━━ Supplied material

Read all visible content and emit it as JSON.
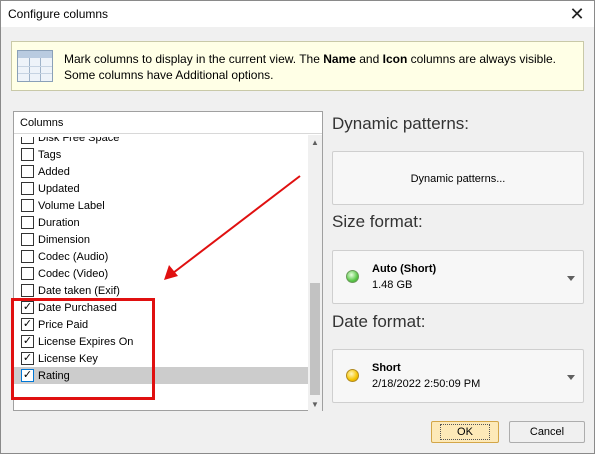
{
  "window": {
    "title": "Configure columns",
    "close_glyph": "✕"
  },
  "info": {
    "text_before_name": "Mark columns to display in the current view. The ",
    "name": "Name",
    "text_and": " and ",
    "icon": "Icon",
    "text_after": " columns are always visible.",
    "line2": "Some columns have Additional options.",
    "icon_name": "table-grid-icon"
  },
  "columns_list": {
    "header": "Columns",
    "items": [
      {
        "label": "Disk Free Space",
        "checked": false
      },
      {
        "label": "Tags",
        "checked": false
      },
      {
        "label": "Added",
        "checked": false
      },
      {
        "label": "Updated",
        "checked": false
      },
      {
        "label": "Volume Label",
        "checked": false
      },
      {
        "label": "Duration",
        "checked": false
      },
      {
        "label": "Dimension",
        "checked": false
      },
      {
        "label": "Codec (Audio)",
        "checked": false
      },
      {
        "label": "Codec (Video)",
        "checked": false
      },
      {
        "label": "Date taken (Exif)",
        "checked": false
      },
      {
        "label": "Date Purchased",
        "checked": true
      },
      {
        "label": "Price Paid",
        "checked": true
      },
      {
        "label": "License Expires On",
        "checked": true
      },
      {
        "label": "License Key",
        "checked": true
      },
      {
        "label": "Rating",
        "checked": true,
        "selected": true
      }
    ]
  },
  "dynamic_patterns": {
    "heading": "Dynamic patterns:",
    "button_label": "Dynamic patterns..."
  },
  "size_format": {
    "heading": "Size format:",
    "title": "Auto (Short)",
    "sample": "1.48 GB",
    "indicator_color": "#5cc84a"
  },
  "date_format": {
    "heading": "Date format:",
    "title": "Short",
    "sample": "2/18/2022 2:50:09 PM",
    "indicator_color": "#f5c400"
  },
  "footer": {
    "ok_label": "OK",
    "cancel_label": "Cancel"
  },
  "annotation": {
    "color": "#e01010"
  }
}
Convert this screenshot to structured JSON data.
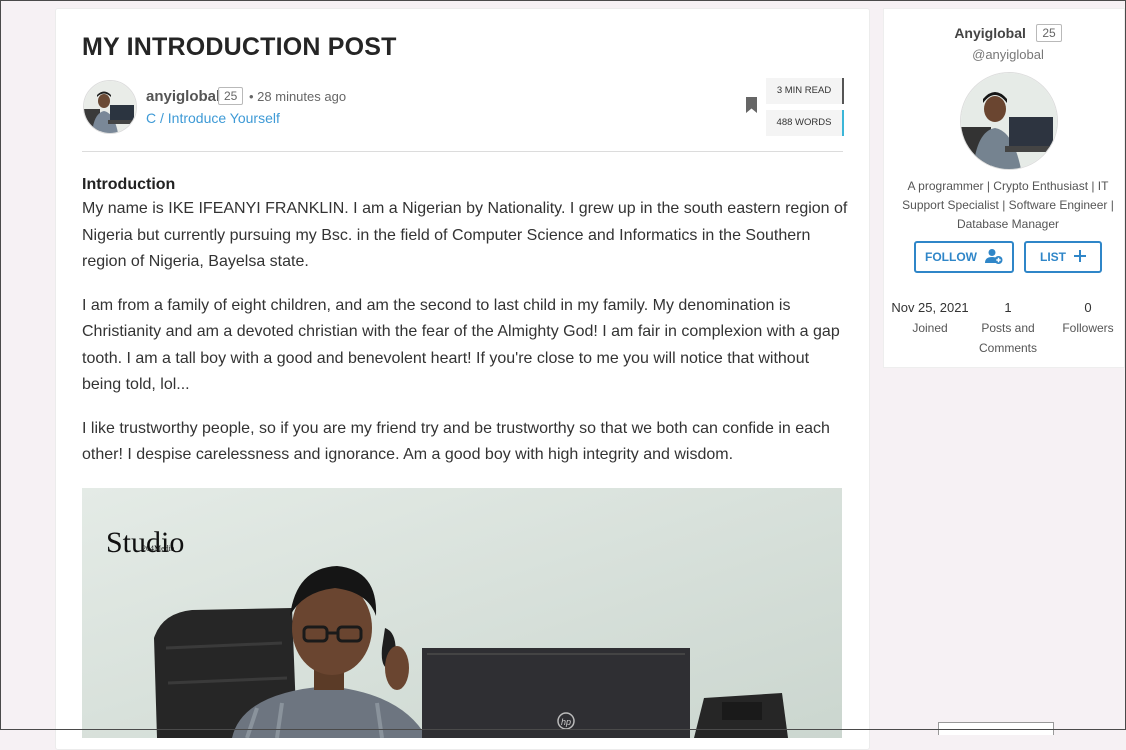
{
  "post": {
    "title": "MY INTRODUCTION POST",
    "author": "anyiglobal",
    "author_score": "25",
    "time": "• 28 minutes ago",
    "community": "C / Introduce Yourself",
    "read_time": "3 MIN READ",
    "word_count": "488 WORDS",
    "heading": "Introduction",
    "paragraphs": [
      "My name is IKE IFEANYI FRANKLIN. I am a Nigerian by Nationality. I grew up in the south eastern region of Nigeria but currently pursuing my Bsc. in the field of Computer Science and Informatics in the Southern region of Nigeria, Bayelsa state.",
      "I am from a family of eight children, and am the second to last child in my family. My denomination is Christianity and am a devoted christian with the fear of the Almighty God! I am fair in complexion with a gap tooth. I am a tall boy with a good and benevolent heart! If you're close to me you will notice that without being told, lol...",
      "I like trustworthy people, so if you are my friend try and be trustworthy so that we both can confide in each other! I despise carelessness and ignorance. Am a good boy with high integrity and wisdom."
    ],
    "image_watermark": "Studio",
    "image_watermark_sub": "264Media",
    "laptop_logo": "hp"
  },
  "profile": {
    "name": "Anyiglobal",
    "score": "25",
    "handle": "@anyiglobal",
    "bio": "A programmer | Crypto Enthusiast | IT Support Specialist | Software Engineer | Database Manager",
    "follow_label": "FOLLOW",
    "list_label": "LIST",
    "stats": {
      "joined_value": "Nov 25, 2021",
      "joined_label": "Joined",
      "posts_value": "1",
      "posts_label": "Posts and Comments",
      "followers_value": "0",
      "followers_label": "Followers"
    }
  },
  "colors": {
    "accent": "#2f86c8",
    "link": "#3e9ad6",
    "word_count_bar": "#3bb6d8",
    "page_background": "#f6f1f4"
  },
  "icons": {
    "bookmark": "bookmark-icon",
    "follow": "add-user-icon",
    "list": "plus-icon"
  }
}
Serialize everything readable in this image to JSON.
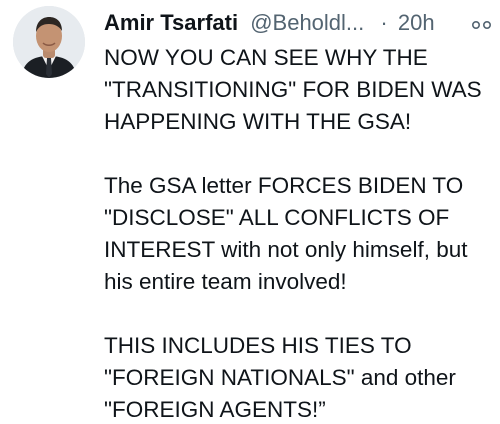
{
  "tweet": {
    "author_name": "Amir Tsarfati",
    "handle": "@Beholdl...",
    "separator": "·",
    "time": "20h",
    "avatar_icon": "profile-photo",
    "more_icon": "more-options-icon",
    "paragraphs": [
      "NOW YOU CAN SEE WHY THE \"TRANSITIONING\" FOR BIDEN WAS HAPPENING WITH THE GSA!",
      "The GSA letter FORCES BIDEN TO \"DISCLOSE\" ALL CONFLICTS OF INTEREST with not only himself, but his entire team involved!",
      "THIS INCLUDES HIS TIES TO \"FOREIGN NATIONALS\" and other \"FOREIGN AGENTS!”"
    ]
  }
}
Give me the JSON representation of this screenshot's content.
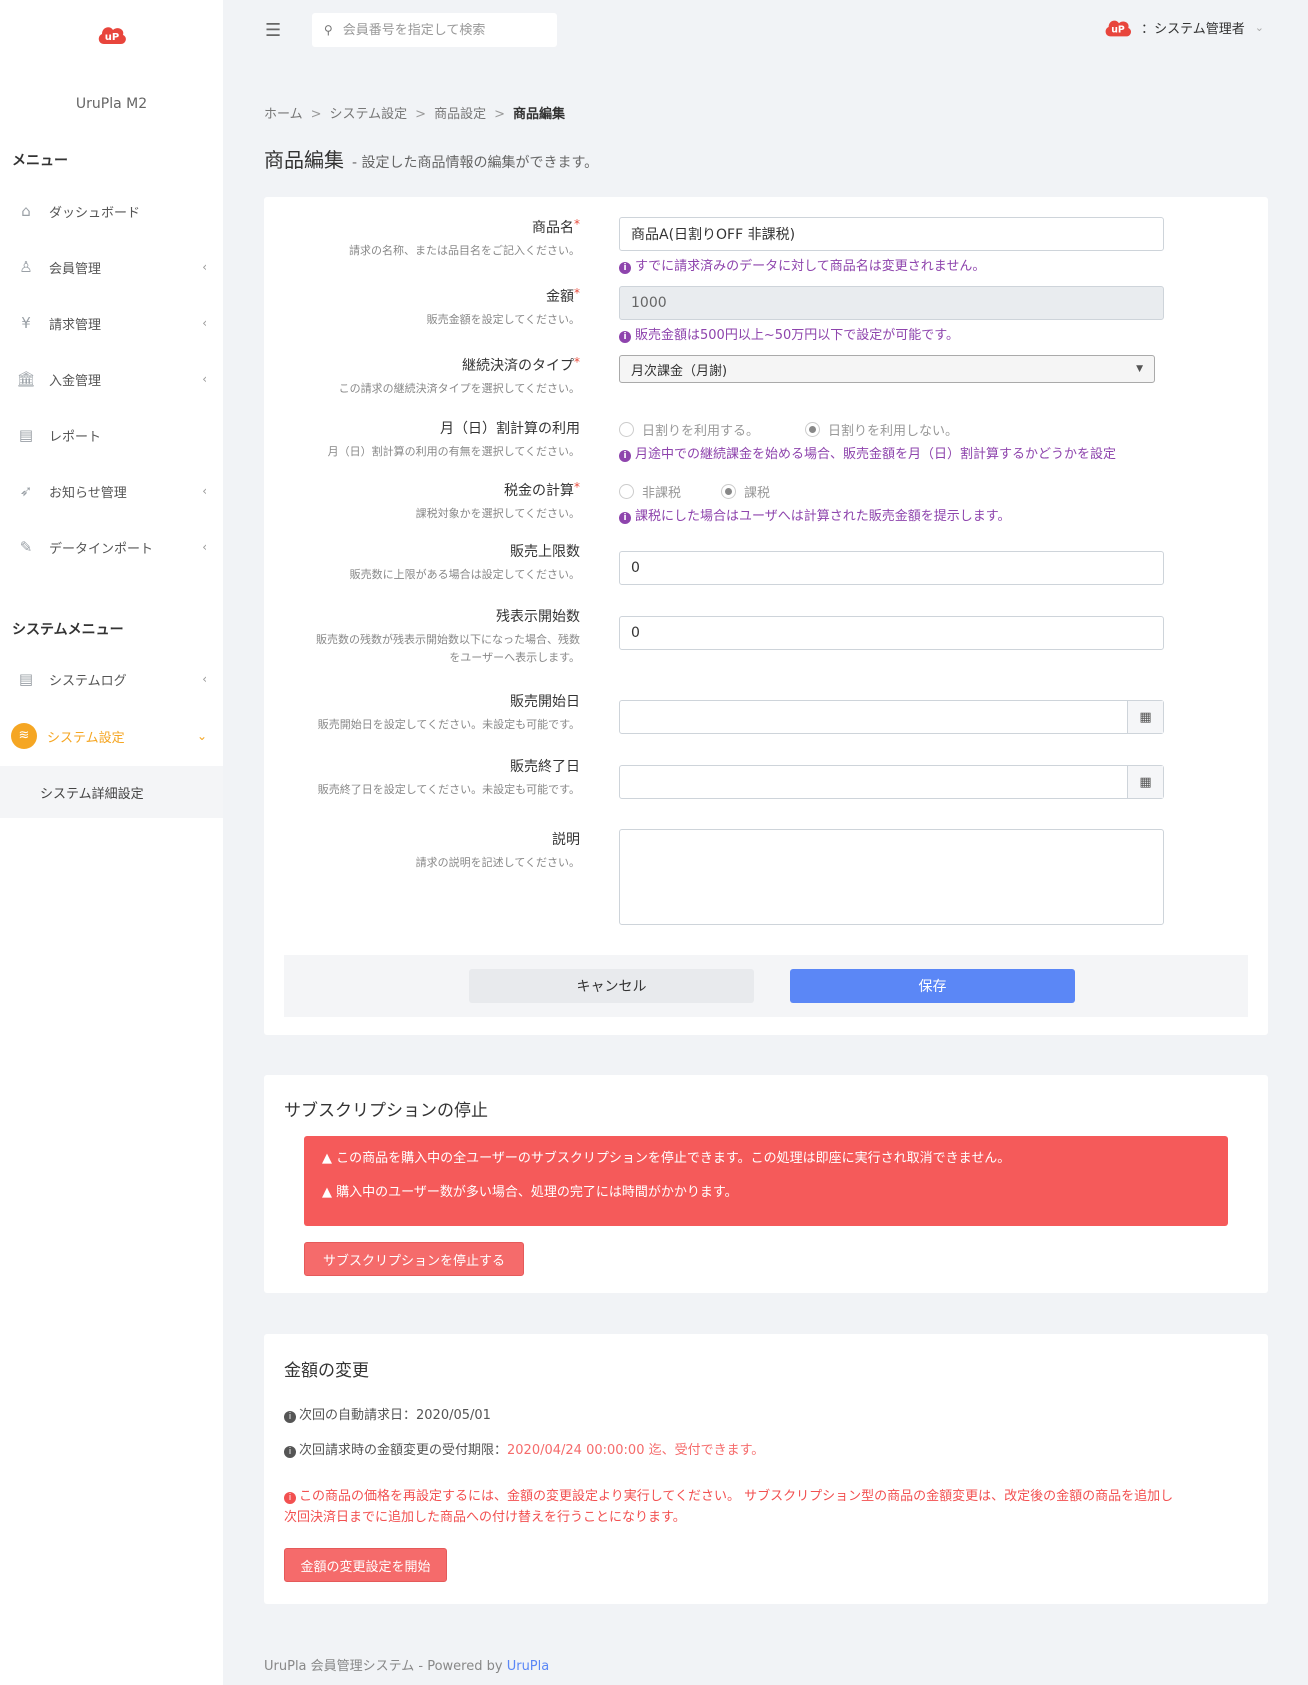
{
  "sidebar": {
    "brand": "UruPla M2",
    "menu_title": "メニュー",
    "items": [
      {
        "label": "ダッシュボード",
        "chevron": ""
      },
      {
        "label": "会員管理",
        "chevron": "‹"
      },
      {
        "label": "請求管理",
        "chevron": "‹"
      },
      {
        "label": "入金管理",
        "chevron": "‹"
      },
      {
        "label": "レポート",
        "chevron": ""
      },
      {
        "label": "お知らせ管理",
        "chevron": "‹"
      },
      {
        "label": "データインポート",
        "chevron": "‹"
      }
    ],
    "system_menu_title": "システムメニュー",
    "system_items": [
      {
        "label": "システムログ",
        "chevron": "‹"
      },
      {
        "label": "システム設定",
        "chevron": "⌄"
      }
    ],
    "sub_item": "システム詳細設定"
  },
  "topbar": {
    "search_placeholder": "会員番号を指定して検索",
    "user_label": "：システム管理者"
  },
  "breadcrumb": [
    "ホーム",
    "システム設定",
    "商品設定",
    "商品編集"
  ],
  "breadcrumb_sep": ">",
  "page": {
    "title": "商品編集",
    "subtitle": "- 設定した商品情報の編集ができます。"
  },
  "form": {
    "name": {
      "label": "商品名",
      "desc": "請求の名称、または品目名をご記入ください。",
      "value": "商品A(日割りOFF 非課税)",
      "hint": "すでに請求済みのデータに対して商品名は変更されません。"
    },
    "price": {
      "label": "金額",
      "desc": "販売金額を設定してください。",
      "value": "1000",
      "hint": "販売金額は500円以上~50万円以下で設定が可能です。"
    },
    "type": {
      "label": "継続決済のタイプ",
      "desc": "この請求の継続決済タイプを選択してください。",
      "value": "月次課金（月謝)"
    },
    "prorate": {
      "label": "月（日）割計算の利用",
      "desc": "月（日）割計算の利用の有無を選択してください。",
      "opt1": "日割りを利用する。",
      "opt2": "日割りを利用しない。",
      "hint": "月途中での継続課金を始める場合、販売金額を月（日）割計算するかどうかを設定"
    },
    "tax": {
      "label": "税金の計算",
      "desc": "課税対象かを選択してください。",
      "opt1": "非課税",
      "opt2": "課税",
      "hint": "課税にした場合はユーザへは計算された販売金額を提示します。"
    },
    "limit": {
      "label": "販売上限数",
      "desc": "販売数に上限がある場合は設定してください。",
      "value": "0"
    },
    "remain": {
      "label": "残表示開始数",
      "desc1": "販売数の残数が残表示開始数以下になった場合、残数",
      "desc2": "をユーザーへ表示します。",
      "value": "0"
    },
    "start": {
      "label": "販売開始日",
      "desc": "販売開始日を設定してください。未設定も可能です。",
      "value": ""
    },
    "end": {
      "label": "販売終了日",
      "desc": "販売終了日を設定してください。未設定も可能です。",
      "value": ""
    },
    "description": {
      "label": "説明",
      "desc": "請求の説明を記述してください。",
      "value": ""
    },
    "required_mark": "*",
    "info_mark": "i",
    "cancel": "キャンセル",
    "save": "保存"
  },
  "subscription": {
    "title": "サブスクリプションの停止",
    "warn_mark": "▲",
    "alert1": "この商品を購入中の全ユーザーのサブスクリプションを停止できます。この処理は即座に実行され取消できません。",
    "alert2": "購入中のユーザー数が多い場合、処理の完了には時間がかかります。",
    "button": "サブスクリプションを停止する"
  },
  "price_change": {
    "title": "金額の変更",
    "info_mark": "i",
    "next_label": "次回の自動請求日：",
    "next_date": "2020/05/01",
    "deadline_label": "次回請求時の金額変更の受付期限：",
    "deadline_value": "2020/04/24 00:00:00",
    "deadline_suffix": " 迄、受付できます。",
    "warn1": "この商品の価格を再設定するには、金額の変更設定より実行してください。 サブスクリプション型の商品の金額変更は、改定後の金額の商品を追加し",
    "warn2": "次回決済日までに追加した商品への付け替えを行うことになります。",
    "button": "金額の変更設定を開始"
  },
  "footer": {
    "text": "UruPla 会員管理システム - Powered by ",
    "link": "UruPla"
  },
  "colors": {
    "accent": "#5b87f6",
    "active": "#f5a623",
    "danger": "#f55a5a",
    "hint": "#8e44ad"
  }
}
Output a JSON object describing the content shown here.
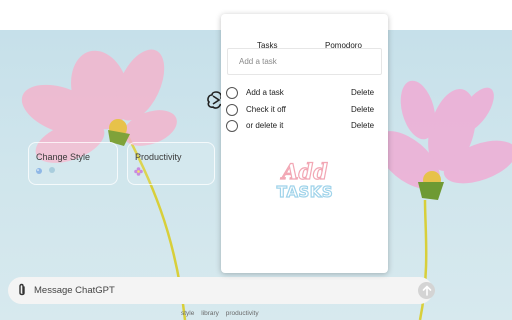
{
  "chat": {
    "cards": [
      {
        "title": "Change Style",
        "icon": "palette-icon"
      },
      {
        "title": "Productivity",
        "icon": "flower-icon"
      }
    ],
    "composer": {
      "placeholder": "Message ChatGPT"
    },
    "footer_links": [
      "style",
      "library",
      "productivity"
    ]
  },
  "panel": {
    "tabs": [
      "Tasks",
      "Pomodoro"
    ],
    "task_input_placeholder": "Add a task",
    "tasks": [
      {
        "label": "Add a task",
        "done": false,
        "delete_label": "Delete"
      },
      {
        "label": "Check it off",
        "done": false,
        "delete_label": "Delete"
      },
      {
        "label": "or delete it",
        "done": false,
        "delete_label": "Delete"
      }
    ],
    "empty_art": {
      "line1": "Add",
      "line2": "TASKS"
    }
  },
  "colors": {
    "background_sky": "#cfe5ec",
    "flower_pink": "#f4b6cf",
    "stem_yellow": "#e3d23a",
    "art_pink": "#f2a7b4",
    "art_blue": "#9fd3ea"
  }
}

━━━━

■ **Brief**
Transcribe exactly the portion of the material above that runs from the line containing "Output a JSON" through its last line, omitting all pictures.

■ **Result of this task**
Output a JSON object describing the content shown here.
{
  "chat": {
    "cards": [
      {
        "title": "Change Style",
        "icon": "palette-icon"
      },
      {
        "title": "Productivity",
        "icon": "flower-icon"
      }
    ],
    "composer": {
      "placeholder": "Message ChatGPT"
    },
    "footer_links": [
      "style",
      "library",
      "productivity"
    ]
  },
  "panel": {
    "tabs": [
      "Tasks",
      "Pomodoro"
    ],
    "task_input_placeholder": "Add a task",
    "tasks": [
      {
        "label": "Add a task",
        "done": false,
        "delete_label": "Delete"
      },
      {
        "label": "Check it off",
        "done": false,
        "delete_label": "Delete"
      },
      {
        "label": "or delete it",
        "done": false,
        "delete_label": "Delete"
      }
    ],
    "empty_art": {
      "line1": "Add",
      "line2": "TASKS"
    }
  },
  "colors": {
    "background_sky": "#cfe5ec",
    "flower_pink": "#f4b6cf",
    "stem_yellow": "#e3d23a",
    "art_pink": "#f2a7b4",
    "art_blue": "#9fd3ea"
  }
}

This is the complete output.